## WHAT IS REQUIRED
Sort through the entries below and pull out lines containing the word "hulpdiaken".

## RECORDS SHOWN
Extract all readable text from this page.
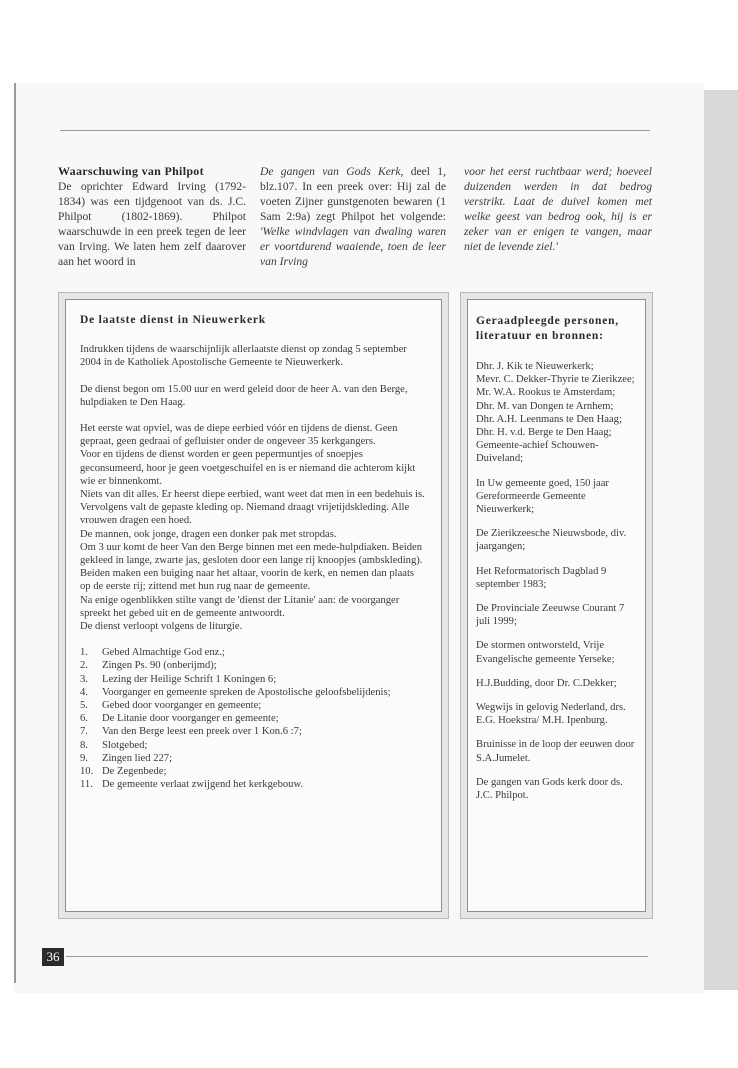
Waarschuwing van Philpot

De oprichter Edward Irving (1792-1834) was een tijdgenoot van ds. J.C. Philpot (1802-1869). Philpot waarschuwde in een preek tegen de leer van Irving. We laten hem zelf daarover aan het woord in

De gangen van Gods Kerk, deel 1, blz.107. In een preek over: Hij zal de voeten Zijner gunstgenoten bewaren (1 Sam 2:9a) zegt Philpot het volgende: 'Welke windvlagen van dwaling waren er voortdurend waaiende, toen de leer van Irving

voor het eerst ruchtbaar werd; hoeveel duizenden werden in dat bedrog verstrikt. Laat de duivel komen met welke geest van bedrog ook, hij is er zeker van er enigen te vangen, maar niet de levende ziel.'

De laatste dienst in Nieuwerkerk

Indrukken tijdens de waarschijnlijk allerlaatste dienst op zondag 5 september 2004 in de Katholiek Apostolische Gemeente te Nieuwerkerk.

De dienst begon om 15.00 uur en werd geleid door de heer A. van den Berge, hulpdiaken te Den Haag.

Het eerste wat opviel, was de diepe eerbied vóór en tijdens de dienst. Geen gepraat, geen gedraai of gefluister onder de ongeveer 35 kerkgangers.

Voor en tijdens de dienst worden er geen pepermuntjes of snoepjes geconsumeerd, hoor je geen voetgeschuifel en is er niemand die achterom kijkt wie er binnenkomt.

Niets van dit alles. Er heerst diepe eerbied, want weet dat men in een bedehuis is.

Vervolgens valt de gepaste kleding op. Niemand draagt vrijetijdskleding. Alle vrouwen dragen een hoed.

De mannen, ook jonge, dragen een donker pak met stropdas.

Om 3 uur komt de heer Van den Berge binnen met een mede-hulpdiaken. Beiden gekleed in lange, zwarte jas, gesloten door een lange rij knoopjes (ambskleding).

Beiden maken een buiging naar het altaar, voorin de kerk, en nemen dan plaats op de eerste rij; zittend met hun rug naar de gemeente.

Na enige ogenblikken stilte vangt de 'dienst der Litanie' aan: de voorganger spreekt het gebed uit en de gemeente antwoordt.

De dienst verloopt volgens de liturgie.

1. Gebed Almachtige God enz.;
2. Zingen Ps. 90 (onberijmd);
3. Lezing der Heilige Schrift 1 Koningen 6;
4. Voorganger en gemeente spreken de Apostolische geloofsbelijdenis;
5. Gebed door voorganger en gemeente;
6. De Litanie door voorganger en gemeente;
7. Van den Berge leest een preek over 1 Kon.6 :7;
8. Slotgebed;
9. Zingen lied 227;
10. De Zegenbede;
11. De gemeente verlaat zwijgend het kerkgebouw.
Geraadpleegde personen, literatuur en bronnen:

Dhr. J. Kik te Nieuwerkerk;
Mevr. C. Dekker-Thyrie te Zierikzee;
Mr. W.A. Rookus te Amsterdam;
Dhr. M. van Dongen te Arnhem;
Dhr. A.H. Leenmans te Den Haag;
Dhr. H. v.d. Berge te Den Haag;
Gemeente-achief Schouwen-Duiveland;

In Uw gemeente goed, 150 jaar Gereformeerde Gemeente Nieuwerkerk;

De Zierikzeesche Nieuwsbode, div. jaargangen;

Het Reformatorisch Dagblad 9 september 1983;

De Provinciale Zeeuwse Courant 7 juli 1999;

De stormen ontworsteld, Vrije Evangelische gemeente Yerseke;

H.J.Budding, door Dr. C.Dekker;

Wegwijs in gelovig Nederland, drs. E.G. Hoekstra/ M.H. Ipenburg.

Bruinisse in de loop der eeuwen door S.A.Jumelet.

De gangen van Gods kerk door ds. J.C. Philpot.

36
* * *
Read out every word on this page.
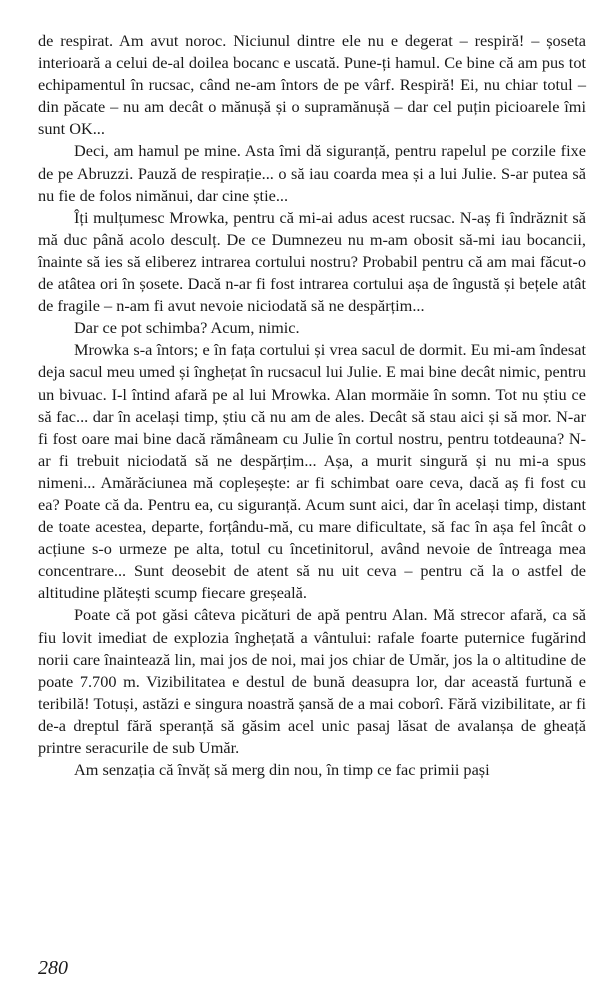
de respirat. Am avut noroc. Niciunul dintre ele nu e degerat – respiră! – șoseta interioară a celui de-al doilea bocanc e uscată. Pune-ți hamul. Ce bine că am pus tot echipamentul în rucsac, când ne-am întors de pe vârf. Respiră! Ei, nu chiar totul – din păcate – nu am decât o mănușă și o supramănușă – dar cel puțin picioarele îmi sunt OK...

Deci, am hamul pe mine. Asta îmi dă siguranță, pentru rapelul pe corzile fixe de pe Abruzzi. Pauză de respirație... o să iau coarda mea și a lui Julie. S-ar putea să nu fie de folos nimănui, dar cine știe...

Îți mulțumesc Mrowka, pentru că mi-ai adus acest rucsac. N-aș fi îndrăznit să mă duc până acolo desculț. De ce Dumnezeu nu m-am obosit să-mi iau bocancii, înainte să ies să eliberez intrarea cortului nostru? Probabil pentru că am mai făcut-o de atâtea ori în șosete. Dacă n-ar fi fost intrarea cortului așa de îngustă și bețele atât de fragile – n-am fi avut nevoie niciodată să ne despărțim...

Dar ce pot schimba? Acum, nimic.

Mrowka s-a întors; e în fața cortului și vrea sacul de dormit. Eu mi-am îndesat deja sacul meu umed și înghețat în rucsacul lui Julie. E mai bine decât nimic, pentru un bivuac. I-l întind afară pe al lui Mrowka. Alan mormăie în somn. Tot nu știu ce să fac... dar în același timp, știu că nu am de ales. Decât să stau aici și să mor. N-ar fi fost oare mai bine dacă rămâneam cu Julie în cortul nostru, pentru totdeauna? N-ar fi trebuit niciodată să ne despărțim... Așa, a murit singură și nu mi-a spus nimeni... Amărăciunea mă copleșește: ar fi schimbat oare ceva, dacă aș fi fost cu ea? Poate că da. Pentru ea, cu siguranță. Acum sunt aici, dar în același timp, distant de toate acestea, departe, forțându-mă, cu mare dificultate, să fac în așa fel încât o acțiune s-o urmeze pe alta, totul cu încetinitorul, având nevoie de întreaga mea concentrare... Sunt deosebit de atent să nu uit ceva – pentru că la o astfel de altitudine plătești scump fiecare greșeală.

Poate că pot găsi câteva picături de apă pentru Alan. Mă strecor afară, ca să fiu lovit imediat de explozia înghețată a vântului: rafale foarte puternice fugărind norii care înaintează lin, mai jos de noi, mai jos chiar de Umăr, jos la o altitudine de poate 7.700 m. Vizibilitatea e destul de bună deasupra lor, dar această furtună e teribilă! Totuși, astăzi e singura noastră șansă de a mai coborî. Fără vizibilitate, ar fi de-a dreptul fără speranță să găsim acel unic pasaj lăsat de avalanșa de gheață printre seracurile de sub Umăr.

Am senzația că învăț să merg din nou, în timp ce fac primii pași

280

## FULL OUTPUT
De dienst begon om 15.00 uur en werd geleid door de heer A. van den Berge, hulpdiaken te Den Haag.
Om 3 uur komt de heer Van den Berge binnen met een mede-hulpdiaken. Beiden gekleed in lange, zwarte jas, gesloten door een lange rij knoopjes (ambskleding).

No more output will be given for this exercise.